--- Begin Supplied material ---

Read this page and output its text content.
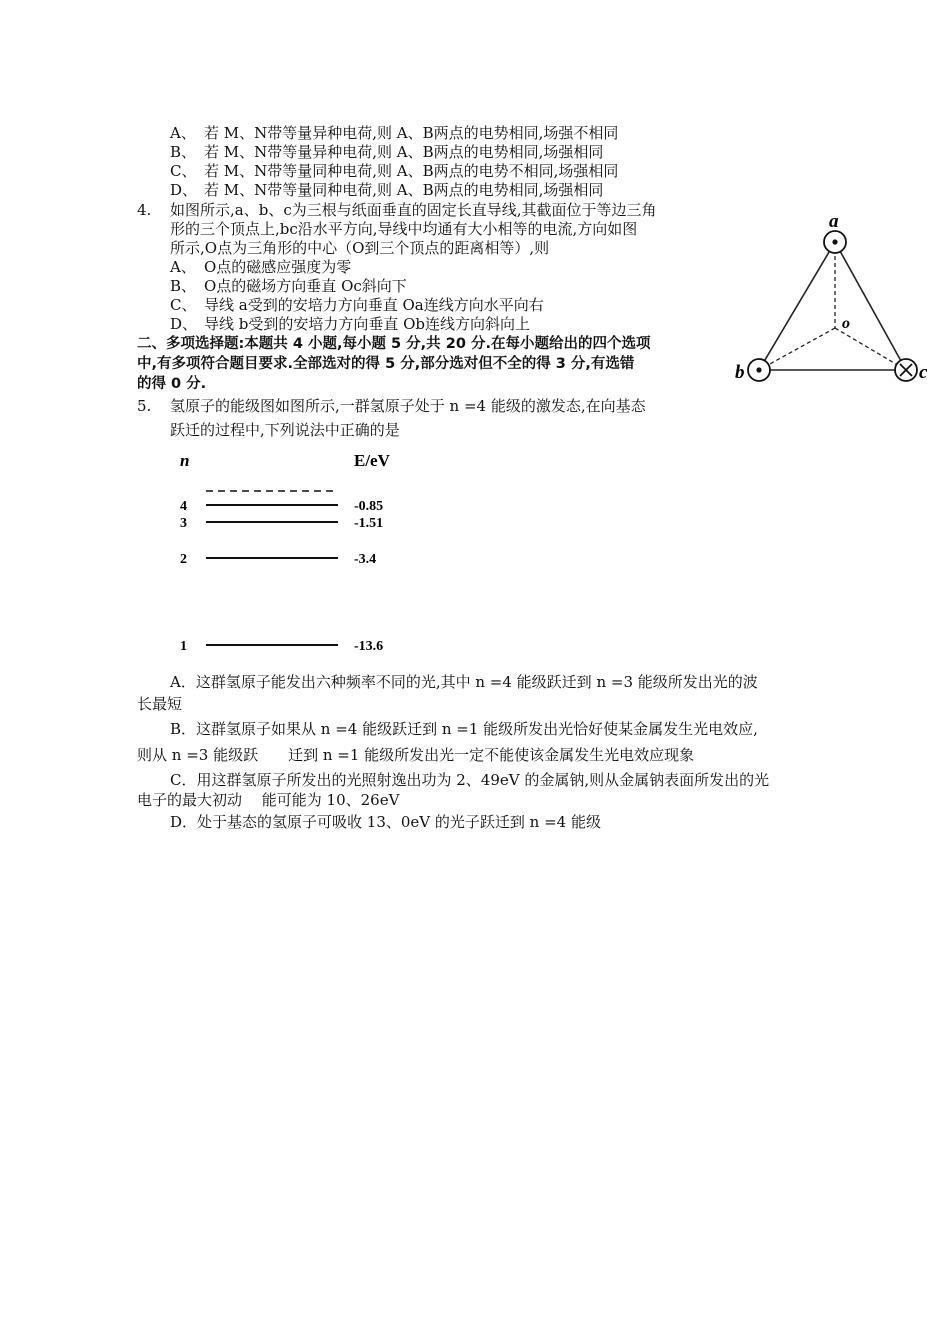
A、 若 M、N带等量异种电荷,则 A、B两点的电势相同,场强不相同
B、 若 M、N带等量异种电荷,则 A、B两点的电势相同,场强相同
C、 若 M、N带等量同种电荷,则 A、B两点的电势不相同,场强相同
D、 若 M、N带等量同种电荷,则 A、B两点的电势相同,场强相同
4. 如图所示,a、b、c为三根与纸面垂直的固定长直导线,其截面位于等边三角
形的三个顶点上,bc沿水平方向,导线中均通有大小相等的电流,方向如图
所示,O点为三角形的中心（O到三个顶点的距离相等）,则
A、 O点的磁感应强度为零
B、 O点的磁场方向垂直 Oc斜向下
C、 导线 a受到的安培力方向垂直 Oa连线方向水平向右
D、 导线 b受到的安培力方向垂直 Ob连线方向斜向上
a
b	c
o
二、多项选择题:本题共 4 小题,每小题 5 分,共 20 分.在每小题给出的四个选项
中,有多项符合题目要求.全部选对的得 5 分,部分选对但不全的得 3 分,有选错
的得 0 分.
5. 氢原子的能级图如图所示,一群氢原子处于 n =4 能级的激发态,在向基态
跃迁的过程中,下列说法中正确的是
n	E/eV
4	-0.85
3	-1.51
2	-3.4
1	-13.6
A．这群氢原子能发出六种频率不同的光,其中 n =4 能级跃迁到 n =3 能级所发出光的波
长最短
B．这群氢原子如果从 n =4 能级跃迁到 n =1 能级所发出光恰好使某金属发生光电效应,
则从 n =3 能级跃　　迁到 n =1 能级所发出光一定不能使该金属发生光电效应现象
C．用这群氢原子所发出的光照射逸出功为 2、49eV 的金属钠,则从金属钠表面所发出的光
电子的最大初动　 能可能为 10、26eV
D．处于基态的氢原子可吸收 13、0eV 的光子跃迁到 n =4 能级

--- End Supplied material ---

To do → From the data above, copy each line where the string "N带等量异种电荷" appears.

Solved problem →
A、 若 M、N带等量异种电荷,则 A、B两点的电势相同,场强不相同
B、 若 M、N带等量异种电荷,则 A、B两点的电势相同,场强相同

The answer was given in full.